> **Task brief**
Could you write out every record below exactly, leaving out any pictures?

═════ Records for this task

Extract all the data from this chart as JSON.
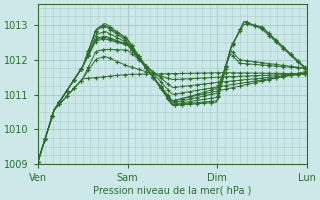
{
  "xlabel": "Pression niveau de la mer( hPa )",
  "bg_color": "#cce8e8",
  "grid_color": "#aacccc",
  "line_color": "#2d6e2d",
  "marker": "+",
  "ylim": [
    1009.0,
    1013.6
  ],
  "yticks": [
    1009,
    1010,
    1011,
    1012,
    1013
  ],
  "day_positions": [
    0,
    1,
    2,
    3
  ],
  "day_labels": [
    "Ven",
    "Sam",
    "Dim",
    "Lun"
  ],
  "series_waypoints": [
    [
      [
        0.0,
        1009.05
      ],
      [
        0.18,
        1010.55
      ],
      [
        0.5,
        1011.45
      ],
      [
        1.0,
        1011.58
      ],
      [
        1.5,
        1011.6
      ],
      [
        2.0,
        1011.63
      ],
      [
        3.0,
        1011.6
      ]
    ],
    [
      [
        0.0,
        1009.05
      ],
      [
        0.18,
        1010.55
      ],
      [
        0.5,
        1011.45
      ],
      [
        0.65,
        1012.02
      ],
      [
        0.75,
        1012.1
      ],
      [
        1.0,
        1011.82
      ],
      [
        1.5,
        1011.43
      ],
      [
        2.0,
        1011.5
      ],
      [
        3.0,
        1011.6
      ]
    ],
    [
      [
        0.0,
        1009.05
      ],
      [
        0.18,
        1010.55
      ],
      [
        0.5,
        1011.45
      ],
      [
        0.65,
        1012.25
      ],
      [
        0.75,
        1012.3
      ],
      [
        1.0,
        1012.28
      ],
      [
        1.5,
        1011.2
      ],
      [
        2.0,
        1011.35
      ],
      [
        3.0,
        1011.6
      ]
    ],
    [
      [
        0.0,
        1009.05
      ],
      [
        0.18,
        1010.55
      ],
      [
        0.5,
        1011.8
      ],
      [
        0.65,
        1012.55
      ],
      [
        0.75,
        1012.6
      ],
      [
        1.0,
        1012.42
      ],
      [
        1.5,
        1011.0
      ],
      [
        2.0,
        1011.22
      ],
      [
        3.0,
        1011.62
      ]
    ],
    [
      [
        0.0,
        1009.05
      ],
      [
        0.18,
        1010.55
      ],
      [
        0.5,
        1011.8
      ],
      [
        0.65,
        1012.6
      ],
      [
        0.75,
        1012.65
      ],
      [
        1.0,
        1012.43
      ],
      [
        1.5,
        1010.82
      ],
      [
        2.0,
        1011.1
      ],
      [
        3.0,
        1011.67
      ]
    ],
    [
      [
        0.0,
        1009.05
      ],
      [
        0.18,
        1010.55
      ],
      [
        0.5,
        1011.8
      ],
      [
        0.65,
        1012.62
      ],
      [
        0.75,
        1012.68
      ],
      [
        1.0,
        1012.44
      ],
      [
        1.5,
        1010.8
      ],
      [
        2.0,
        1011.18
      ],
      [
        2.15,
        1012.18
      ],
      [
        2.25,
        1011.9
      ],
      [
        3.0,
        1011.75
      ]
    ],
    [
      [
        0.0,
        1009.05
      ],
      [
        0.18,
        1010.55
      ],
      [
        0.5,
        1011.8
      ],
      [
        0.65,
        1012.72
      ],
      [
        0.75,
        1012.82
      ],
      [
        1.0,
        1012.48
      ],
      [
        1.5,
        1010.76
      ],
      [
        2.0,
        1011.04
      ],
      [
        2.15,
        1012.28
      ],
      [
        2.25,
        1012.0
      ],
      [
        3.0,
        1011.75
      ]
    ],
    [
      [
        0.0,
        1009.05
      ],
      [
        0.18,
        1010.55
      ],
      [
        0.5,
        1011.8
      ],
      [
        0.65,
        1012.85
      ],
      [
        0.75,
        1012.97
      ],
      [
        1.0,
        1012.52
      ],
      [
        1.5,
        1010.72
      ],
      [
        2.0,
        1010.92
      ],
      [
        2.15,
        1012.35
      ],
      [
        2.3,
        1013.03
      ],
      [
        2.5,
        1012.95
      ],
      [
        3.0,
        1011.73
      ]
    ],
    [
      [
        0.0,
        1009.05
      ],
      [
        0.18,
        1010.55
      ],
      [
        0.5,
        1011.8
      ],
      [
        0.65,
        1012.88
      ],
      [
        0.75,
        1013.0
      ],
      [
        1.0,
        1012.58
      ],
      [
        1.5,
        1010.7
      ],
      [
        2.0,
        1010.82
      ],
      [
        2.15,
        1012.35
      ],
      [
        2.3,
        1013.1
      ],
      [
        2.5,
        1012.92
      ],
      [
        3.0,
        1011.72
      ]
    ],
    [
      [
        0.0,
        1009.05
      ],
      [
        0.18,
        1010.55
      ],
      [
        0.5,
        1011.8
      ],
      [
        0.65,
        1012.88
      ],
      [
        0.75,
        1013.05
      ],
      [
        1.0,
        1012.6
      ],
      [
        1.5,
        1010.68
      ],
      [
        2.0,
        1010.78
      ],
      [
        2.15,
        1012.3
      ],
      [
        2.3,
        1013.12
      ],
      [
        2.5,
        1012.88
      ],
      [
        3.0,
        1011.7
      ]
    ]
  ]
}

══════════

> **Full solution**
Extract all the data from this chart as JSON.
{
  "xlabel": "Pression niveau de la mer( hPa )",
  "bg_color": "#cce8e8",
  "grid_color": "#aacccc",
  "line_color": "#2d6e2d",
  "marker": "+",
  "ylim": [
    1009.0,
    1013.6
  ],
  "yticks": [
    1009,
    1010,
    1011,
    1012,
    1013
  ],
  "day_positions": [
    0,
    1,
    2,
    3
  ],
  "day_labels": [
    "Ven",
    "Sam",
    "Dim",
    "Lun"
  ],
  "series_waypoints": [
    [
      [
        0.0,
        1009.05
      ],
      [
        0.18,
        1010.55
      ],
      [
        0.5,
        1011.45
      ],
      [
        1.0,
        1011.58
      ],
      [
        1.5,
        1011.6
      ],
      [
        2.0,
        1011.63
      ],
      [
        3.0,
        1011.6
      ]
    ],
    [
      [
        0.0,
        1009.05
      ],
      [
        0.18,
        1010.55
      ],
      [
        0.5,
        1011.45
      ],
      [
        0.65,
        1012.02
      ],
      [
        0.75,
        1012.1
      ],
      [
        1.0,
        1011.82
      ],
      [
        1.5,
        1011.43
      ],
      [
        2.0,
        1011.5
      ],
      [
        3.0,
        1011.6
      ]
    ],
    [
      [
        0.0,
        1009.05
      ],
      [
        0.18,
        1010.55
      ],
      [
        0.5,
        1011.45
      ],
      [
        0.65,
        1012.25
      ],
      [
        0.75,
        1012.3
      ],
      [
        1.0,
        1012.28
      ],
      [
        1.5,
        1011.2
      ],
      [
        2.0,
        1011.35
      ],
      [
        3.0,
        1011.6
      ]
    ],
    [
      [
        0.0,
        1009.05
      ],
      [
        0.18,
        1010.55
      ],
      [
        0.5,
        1011.8
      ],
      [
        0.65,
        1012.55
      ],
      [
        0.75,
        1012.6
      ],
      [
        1.0,
        1012.42
      ],
      [
        1.5,
        1011.0
      ],
      [
        2.0,
        1011.22
      ],
      [
        3.0,
        1011.62
      ]
    ],
    [
      [
        0.0,
        1009.05
      ],
      [
        0.18,
        1010.55
      ],
      [
        0.5,
        1011.8
      ],
      [
        0.65,
        1012.6
      ],
      [
        0.75,
        1012.65
      ],
      [
        1.0,
        1012.43
      ],
      [
        1.5,
        1010.82
      ],
      [
        2.0,
        1011.1
      ],
      [
        3.0,
        1011.67
      ]
    ],
    [
      [
        0.0,
        1009.05
      ],
      [
        0.18,
        1010.55
      ],
      [
        0.5,
        1011.8
      ],
      [
        0.65,
        1012.62
      ],
      [
        0.75,
        1012.68
      ],
      [
        1.0,
        1012.44
      ],
      [
        1.5,
        1010.8
      ],
      [
        2.0,
        1011.18
      ],
      [
        2.15,
        1012.18
      ],
      [
        2.25,
        1011.9
      ],
      [
        3.0,
        1011.75
      ]
    ],
    [
      [
        0.0,
        1009.05
      ],
      [
        0.18,
        1010.55
      ],
      [
        0.5,
        1011.8
      ],
      [
        0.65,
        1012.72
      ],
      [
        0.75,
        1012.82
      ],
      [
        1.0,
        1012.48
      ],
      [
        1.5,
        1010.76
      ],
      [
        2.0,
        1011.04
      ],
      [
        2.15,
        1012.28
      ],
      [
        2.25,
        1012.0
      ],
      [
        3.0,
        1011.75
      ]
    ],
    [
      [
        0.0,
        1009.05
      ],
      [
        0.18,
        1010.55
      ],
      [
        0.5,
        1011.8
      ],
      [
        0.65,
        1012.85
      ],
      [
        0.75,
        1012.97
      ],
      [
        1.0,
        1012.52
      ],
      [
        1.5,
        1010.72
      ],
      [
        2.0,
        1010.92
      ],
      [
        2.15,
        1012.35
      ],
      [
        2.3,
        1013.03
      ],
      [
        2.5,
        1012.95
      ],
      [
        3.0,
        1011.73
      ]
    ],
    [
      [
        0.0,
        1009.05
      ],
      [
        0.18,
        1010.55
      ],
      [
        0.5,
        1011.8
      ],
      [
        0.65,
        1012.88
      ],
      [
        0.75,
        1013.0
      ],
      [
        1.0,
        1012.58
      ],
      [
        1.5,
        1010.7
      ],
      [
        2.0,
        1010.82
      ],
      [
        2.15,
        1012.35
      ],
      [
        2.3,
        1013.1
      ],
      [
        2.5,
        1012.92
      ],
      [
        3.0,
        1011.72
      ]
    ],
    [
      [
        0.0,
        1009.05
      ],
      [
        0.18,
        1010.55
      ],
      [
        0.5,
        1011.8
      ],
      [
        0.65,
        1012.88
      ],
      [
        0.75,
        1013.05
      ],
      [
        1.0,
        1012.6
      ],
      [
        1.5,
        1010.68
      ],
      [
        2.0,
        1010.78
      ],
      [
        2.15,
        1012.3
      ],
      [
        2.3,
        1013.12
      ],
      [
        2.5,
        1012.88
      ],
      [
        3.0,
        1011.7
      ]
    ]
  ]
}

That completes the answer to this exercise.